Dataset excerpts:
*-*-*
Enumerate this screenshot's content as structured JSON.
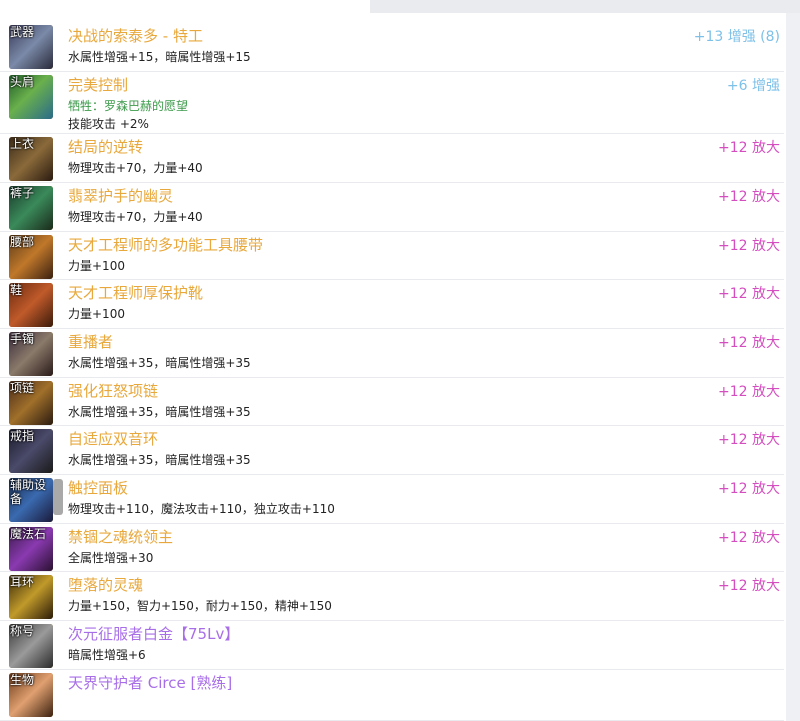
{
  "equipment": [
    {
      "slot": "武器",
      "name": "决战的索泰多 - 特工",
      "name_color": "gold",
      "stats": [
        "水属性增强+15，暗属性增强+15"
      ],
      "enhance": "+13 增强 (8)",
      "enhance_color": "blue",
      "icon": "weapon-icon"
    },
    {
      "slot": "头肩",
      "name": "完美控制",
      "name_color": "gold",
      "stats": [
        "牺牲：罗森巴赫的愿望",
        "技能攻击 +2%"
      ],
      "stat_colors": [
        "green",
        "normal"
      ],
      "enhance": "+6 增强",
      "enhance_color": "blue",
      "icon": "shoulder-icon"
    },
    {
      "slot": "上衣",
      "name": "结局的逆转",
      "name_color": "gold",
      "stats": [
        "物理攻击+70，力量+40"
      ],
      "enhance": "+12 放大",
      "enhance_color": "pink",
      "icon": "top-icon"
    },
    {
      "slot": "裤子",
      "name": "翡翠护手的幽灵",
      "name_color": "gold",
      "stats": [
        "物理攻击+70，力量+40"
      ],
      "enhance": "+12 放大",
      "enhance_color": "pink",
      "icon": "pants-icon"
    },
    {
      "slot": "腰部",
      "name": "天才工程师的多功能工具腰带",
      "name_color": "gold",
      "stats": [
        "力量+100"
      ],
      "enhance": "+12 放大",
      "enhance_color": "pink",
      "icon": "belt-icon"
    },
    {
      "slot": "鞋",
      "name": "天才工程师厚保护靴",
      "name_color": "gold",
      "stats": [
        "力量+100"
      ],
      "enhance": "+12 放大",
      "enhance_color": "pink",
      "icon": "boots-icon"
    },
    {
      "slot": "手镯",
      "name": "重播者",
      "name_color": "gold",
      "stats": [
        "水属性增强+35，暗属性增强+35"
      ],
      "enhance": "+12 放大",
      "enhance_color": "pink",
      "icon": "bracelet-icon"
    },
    {
      "slot": "项链",
      "name": "强化狂怒项链",
      "name_color": "gold",
      "stats": [
        "水属性增强+35，暗属性增强+35"
      ],
      "enhance": "+12 放大",
      "enhance_color": "pink",
      "icon": "necklace-icon"
    },
    {
      "slot": "戒指",
      "name": "自适应双音环",
      "name_color": "gold",
      "stats": [
        "水属性增强+35，暗属性增强+35"
      ],
      "enhance": "+12 放大",
      "enhance_color": "pink",
      "icon": "ring-icon"
    },
    {
      "slot": "辅助设\n备",
      "name": "触控面板",
      "name_color": "gold",
      "stats": [
        "物理攻击+110，魔法攻击+110，独立攻击+110"
      ],
      "enhance": "+12 放大",
      "enhance_color": "pink",
      "icon": "support-equipment-icon"
    },
    {
      "slot": "魔法石",
      "name": "禁锢之魂统领主",
      "name_color": "gold",
      "stats": [
        "全属性增强+30"
      ],
      "enhance": "+12 放大",
      "enhance_color": "pink",
      "icon": "magic-stone-icon"
    },
    {
      "slot": "耳环",
      "name": "堕落的灵魂",
      "name_color": "gold",
      "stats": [
        "力量+150，智力+150，耐力+150，精神+150"
      ],
      "enhance": "+12 放大",
      "enhance_color": "pink",
      "icon": "earring-icon"
    },
    {
      "slot": "称号",
      "name": "次元征服者白金【75Lv】",
      "name_color": "purple",
      "stats": [
        "暗属性增强+6"
      ],
      "enhance": "",
      "enhance_color": "pink",
      "icon": "title-icon"
    },
    {
      "slot": "生物",
      "name": "天界守护者 Circe [熟练]",
      "name_color": "purple",
      "stats": [],
      "enhance": "",
      "enhance_color": "pink",
      "icon": "creature-icon"
    }
  ],
  "colors": {
    "gold": "#e8a83c",
    "purple": "#a86ee8",
    "blue": "#7ec1e8",
    "pink": "#d44ec0",
    "green": "#3c9a4a"
  }
}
*-*-*
GIVEN INSTRUCTION: Write the records above out again exactly, with no pictures in your copy.

COMPLETED TASK:
Enumerate this screenshot's content as structured JSON.
{
  "equipment": [
    {
      "slot": "武器",
      "name": "决战的索泰多 - 特工",
      "name_color": "gold",
      "stats": [
        "水属性增强+15，暗属性增强+15"
      ],
      "enhance": "+13 增强 (8)",
      "enhance_color": "blue",
      "icon": "weapon-icon"
    },
    {
      "slot": "头肩",
      "name": "完美控制",
      "name_color": "gold",
      "stats": [
        "牺牲：罗森巴赫的愿望",
        "技能攻击 +2%"
      ],
      "stat_colors": [
        "green",
        "normal"
      ],
      "enhance": "+6 增强",
      "enhance_color": "blue",
      "icon": "shoulder-icon"
    },
    {
      "slot": "上衣",
      "name": "结局的逆转",
      "name_color": "gold",
      "stats": [
        "物理攻击+70，力量+40"
      ],
      "enhance": "+12 放大",
      "enhance_color": "pink",
      "icon": "top-icon"
    },
    {
      "slot": "裤子",
      "name": "翡翠护手的幽灵",
      "name_color": "gold",
      "stats": [
        "物理攻击+70，力量+40"
      ],
      "enhance": "+12 放大",
      "enhance_color": "pink",
      "icon": "pants-icon"
    },
    {
      "slot": "腰部",
      "name": "天才工程师的多功能工具腰带",
      "name_color": "gold",
      "stats": [
        "力量+100"
      ],
      "enhance": "+12 放大",
      "enhance_color": "pink",
      "icon": "belt-icon"
    },
    {
      "slot": "鞋",
      "name": "天才工程师厚保护靴",
      "name_color": "gold",
      "stats": [
        "力量+100"
      ],
      "enhance": "+12 放大",
      "enhance_color": "pink",
      "icon": "boots-icon"
    },
    {
      "slot": "手镯",
      "name": "重播者",
      "name_color": "gold",
      "stats": [
        "水属性增强+35，暗属性增强+35"
      ],
      "enhance": "+12 放大",
      "enhance_color": "pink",
      "icon": "bracelet-icon"
    },
    {
      "slot": "项链",
      "name": "强化狂怒项链",
      "name_color": "gold",
      "stats": [
        "水属性增强+35，暗属性增强+35"
      ],
      "enhance": "+12 放大",
      "enhance_color": "pink",
      "icon": "necklace-icon"
    },
    {
      "slot": "戒指",
      "name": "自适应双音环",
      "name_color": "gold",
      "stats": [
        "水属性增强+35，暗属性增强+35"
      ],
      "enhance": "+12 放大",
      "enhance_color": "pink",
      "icon": "ring-icon"
    },
    {
      "slot": "辅助设\n备",
      "name": "触控面板",
      "name_color": "gold",
      "stats": [
        "物理攻击+110，魔法攻击+110，独立攻击+110"
      ],
      "enhance": "+12 放大",
      "enhance_color": "pink",
      "icon": "support-equipment-icon"
    },
    {
      "slot": "魔法石",
      "name": "禁锢之魂统领主",
      "name_color": "gold",
      "stats": [
        "全属性增强+30"
      ],
      "enhance": "+12 放大",
      "enhance_color": "pink",
      "icon": "magic-stone-icon"
    },
    {
      "slot": "耳环",
      "name": "堕落的灵魂",
      "name_color": "gold",
      "stats": [
        "力量+150，智力+150，耐力+150，精神+150"
      ],
      "enhance": "+12 放大",
      "enhance_color": "pink",
      "icon": "earring-icon"
    },
    {
      "slot": "称号",
      "name": "次元征服者白金【75Lv】",
      "name_color": "purple",
      "stats": [
        "暗属性增强+6"
      ],
      "enhance": "",
      "enhance_color": "pink",
      "icon": "title-icon"
    },
    {
      "slot": "生物",
      "name": "天界守护者 Circe [熟练]",
      "name_color": "purple",
      "stats": [],
      "enhance": "",
      "enhance_color": "pink",
      "icon": "creature-icon"
    }
  ],
  "colors": {
    "gold": "#e8a83c",
    "purple": "#a86ee8",
    "blue": "#7ec1e8",
    "pink": "#d44ec0",
    "green": "#3c9a4a"
  }
}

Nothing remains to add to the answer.